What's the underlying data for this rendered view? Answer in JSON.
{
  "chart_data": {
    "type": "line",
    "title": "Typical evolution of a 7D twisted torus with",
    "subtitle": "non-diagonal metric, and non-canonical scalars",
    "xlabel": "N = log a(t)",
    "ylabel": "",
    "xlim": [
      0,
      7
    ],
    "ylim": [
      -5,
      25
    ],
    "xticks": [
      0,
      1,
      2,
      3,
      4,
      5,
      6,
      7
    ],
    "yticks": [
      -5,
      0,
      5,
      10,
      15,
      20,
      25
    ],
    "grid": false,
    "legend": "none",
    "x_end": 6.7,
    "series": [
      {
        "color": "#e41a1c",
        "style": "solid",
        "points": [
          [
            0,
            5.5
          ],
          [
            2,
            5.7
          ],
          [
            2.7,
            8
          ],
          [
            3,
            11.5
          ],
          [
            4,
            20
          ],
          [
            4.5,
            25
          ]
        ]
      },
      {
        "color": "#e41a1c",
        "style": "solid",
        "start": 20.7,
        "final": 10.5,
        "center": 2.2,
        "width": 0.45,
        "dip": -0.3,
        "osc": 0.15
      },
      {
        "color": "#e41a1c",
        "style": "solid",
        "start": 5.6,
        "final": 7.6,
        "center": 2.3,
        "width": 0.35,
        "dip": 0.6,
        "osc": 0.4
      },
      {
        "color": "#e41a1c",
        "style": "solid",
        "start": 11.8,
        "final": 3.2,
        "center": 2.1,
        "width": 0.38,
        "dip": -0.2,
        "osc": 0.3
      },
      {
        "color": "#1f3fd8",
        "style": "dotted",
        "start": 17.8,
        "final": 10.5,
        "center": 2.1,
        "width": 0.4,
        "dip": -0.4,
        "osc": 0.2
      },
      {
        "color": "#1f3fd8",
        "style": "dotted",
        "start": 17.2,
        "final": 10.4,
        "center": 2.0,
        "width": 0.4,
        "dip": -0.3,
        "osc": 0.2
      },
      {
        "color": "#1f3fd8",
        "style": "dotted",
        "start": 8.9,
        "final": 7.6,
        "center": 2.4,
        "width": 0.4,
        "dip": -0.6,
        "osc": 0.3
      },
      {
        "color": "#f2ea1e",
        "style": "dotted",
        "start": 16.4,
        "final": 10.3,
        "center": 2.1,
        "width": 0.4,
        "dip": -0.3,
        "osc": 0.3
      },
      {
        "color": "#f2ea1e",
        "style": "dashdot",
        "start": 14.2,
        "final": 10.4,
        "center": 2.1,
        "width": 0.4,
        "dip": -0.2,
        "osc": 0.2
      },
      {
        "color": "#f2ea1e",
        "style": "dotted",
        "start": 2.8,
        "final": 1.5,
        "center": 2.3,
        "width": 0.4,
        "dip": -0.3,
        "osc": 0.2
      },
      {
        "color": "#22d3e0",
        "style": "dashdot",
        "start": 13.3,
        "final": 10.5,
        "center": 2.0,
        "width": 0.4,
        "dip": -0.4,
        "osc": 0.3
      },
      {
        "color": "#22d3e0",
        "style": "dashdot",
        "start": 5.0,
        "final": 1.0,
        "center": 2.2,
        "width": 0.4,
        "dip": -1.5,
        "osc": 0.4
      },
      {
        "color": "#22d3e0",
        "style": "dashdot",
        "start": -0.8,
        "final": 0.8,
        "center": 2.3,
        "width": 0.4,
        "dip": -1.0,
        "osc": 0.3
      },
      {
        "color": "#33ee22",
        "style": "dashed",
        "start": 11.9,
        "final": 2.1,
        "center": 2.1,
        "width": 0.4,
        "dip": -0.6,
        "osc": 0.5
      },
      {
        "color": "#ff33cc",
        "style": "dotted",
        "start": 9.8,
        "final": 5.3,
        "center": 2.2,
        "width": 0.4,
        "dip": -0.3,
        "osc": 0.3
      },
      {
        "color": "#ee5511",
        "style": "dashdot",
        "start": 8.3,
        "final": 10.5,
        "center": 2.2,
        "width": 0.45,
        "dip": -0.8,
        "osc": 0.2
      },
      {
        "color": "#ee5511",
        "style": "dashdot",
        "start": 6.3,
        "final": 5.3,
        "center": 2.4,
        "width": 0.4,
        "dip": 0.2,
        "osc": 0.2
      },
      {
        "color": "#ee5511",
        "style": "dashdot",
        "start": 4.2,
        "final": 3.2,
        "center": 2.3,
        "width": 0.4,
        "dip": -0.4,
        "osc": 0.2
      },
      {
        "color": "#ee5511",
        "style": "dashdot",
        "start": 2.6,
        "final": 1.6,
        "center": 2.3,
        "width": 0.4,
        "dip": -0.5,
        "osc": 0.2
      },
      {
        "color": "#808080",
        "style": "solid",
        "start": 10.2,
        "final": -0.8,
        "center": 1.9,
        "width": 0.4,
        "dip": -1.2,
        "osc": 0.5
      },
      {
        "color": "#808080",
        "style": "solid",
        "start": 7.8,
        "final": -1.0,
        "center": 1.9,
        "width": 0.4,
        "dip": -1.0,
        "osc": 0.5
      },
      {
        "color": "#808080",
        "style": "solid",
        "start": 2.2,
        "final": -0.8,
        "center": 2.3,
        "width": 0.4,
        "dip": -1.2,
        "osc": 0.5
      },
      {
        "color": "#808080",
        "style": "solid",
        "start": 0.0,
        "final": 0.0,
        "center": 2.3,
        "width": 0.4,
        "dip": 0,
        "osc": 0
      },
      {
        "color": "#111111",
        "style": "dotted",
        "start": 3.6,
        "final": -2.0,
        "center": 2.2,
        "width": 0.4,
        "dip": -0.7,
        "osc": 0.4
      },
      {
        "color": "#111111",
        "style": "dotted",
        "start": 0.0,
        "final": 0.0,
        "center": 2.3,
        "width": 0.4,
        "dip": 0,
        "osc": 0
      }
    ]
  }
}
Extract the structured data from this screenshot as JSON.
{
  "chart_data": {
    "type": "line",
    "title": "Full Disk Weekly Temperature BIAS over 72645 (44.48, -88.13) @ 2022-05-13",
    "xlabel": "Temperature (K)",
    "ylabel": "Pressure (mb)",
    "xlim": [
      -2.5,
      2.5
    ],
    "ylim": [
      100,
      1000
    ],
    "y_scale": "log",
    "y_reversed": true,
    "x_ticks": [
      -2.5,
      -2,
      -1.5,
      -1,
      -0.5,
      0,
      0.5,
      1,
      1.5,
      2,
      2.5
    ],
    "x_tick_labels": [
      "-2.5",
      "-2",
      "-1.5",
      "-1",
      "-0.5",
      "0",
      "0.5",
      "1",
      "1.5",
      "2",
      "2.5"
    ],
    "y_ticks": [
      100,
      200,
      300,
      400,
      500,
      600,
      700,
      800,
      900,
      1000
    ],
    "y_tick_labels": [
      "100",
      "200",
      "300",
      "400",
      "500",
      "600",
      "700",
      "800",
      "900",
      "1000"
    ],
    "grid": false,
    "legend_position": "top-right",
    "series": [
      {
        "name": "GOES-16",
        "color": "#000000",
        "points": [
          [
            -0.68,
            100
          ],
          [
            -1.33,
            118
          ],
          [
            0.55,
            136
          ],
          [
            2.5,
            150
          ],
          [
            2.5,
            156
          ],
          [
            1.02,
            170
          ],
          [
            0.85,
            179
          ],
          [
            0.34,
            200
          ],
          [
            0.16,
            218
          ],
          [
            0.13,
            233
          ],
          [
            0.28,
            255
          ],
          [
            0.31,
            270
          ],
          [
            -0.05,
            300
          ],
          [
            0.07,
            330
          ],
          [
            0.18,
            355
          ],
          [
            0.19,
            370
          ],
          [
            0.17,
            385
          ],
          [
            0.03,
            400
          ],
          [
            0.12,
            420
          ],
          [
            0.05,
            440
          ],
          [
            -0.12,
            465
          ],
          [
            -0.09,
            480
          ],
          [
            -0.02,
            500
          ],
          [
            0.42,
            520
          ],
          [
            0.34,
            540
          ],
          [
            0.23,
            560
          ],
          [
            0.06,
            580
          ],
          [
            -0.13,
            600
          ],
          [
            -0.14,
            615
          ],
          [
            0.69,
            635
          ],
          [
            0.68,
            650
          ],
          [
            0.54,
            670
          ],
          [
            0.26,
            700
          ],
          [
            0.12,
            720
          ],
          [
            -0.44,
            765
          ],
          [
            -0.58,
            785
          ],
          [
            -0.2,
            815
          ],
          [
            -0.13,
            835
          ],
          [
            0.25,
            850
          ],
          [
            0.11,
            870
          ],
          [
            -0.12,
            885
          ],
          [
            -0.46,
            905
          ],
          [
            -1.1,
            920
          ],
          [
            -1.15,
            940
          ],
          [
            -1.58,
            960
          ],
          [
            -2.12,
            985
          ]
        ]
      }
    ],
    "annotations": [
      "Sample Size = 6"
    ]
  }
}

Problem details:
Copy out every line from the material above in which the word "JSON" appears.

Task solution:
What's the underlying data for this rendered view? Answer in JSON.
Extract the structured data from this screenshot as JSON.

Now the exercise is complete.